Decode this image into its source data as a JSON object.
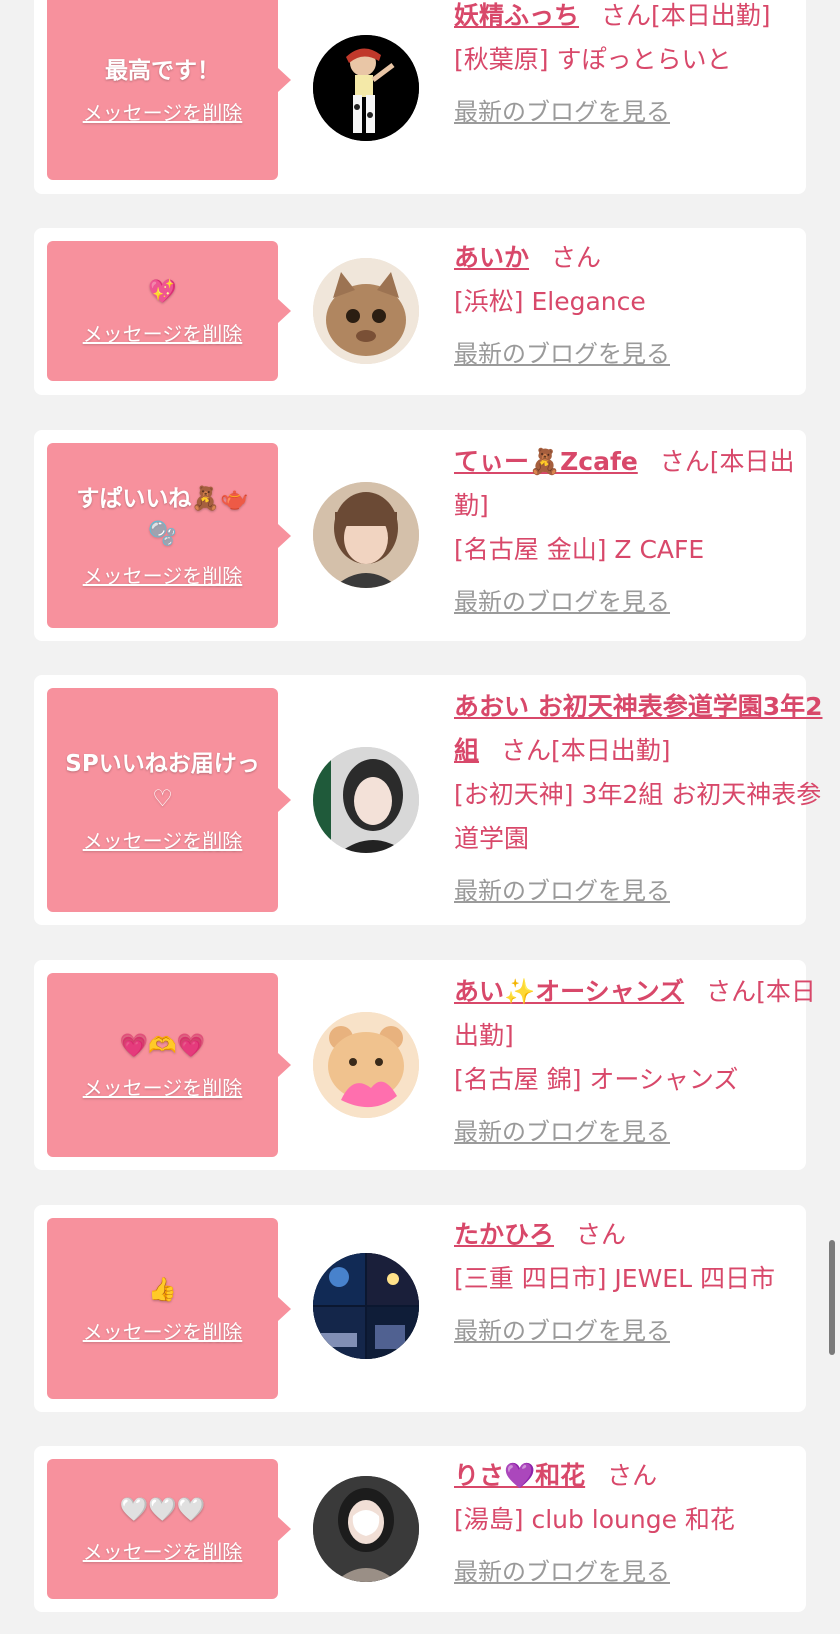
{
  "delete_label": "メッセージを削除",
  "san_label": "さん",
  "blog_label": "最新のブログを見る",
  "entries": [
    {
      "message": "最高です！",
      "name": "妖精ふっち",
      "suffix": "[本日出勤]",
      "shop": "[秋葉原] すぽっとらいと",
      "avatar_icon": "cowgirl-figure-icon"
    },
    {
      "message": "💖",
      "name": "あいか",
      "suffix": "",
      "shop": "[浜松] Elegance",
      "avatar_icon": "cat-face-icon"
    },
    {
      "message": "すぱいいね🧸🫖🫧",
      "name": "てぃー🧸Zcafe",
      "suffix": "[本日出勤]",
      "shop": "[名古屋 金山] Z CAFE",
      "avatar_icon": "portrait-icon"
    },
    {
      "message": "SPいいねお届けっ♡",
      "name": "あおい お初天神表参道学園3年2組",
      "suffix": "[本日出勤]",
      "shop": "[お初天神] 3年2組 お初天神表参道学園",
      "avatar_icon": "portrait-icon"
    },
    {
      "message": "💗🫶💗",
      "name": "あい✨オーシャンズ",
      "suffix": "[本日出勤]",
      "shop": "[名古屋 錦] オーシャンズ",
      "avatar_icon": "bear-icon"
    },
    {
      "message": "👍",
      "name": "たかひろ",
      "suffix": "",
      "shop": "[三重 四日市] JEWEL 四日市",
      "avatar_icon": "night-city-icon"
    },
    {
      "message": "🤍🤍🤍",
      "name": "りさ💜和花",
      "suffix": "",
      "shop": "[湯島] club lounge 和花",
      "avatar_icon": "portrait-icon"
    }
  ],
  "colors": {
    "accent": "#d8486a",
    "bubble": "#f7919d",
    "link_gray": "#9a9a9a",
    "background": "#f2f2f2"
  }
}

§

All of the lines above should be retyped precisely, apart from the pictures.

_Response to the exercise_:
Decode this image into its source data as a JSON object.
{
  "delete_label": "メッセージを削除",
  "san_label": "さん",
  "blog_label": "最新のブログを見る",
  "entries": [
    {
      "message": "最高です！",
      "name": "妖精ふっち",
      "suffix": "[本日出勤]",
      "shop": "[秋葉原] すぽっとらいと",
      "avatar_icon": "cowgirl-figure-icon"
    },
    {
      "message": "💖",
      "name": "あいか",
      "suffix": "",
      "shop": "[浜松] Elegance",
      "avatar_icon": "cat-face-icon"
    },
    {
      "message": "すぱいいね🧸🫖🫧",
      "name": "てぃー🧸Zcafe",
      "suffix": "[本日出勤]",
      "shop": "[名古屋 金山] Z CAFE",
      "avatar_icon": "portrait-icon"
    },
    {
      "message": "SPいいねお届けっ♡",
      "name": "あおい お初天神表参道学園3年2組",
      "suffix": "[本日出勤]",
      "shop": "[お初天神] 3年2組 お初天神表参道学園",
      "avatar_icon": "portrait-icon"
    },
    {
      "message": "💗🫶💗",
      "name": "あい✨オーシャンズ",
      "suffix": "[本日出勤]",
      "shop": "[名古屋 錦] オーシャンズ",
      "avatar_icon": "bear-icon"
    },
    {
      "message": "👍",
      "name": "たかひろ",
      "suffix": "",
      "shop": "[三重 四日市] JEWEL 四日市",
      "avatar_icon": "night-city-icon"
    },
    {
      "message": "🤍🤍🤍",
      "name": "りさ💜和花",
      "suffix": "",
      "shop": "[湯島] club lounge 和花",
      "avatar_icon": "portrait-icon"
    }
  ],
  "colors": {
    "accent": "#d8486a",
    "bubble": "#f7919d",
    "link_gray": "#9a9a9a",
    "background": "#f2f2f2"
  }
}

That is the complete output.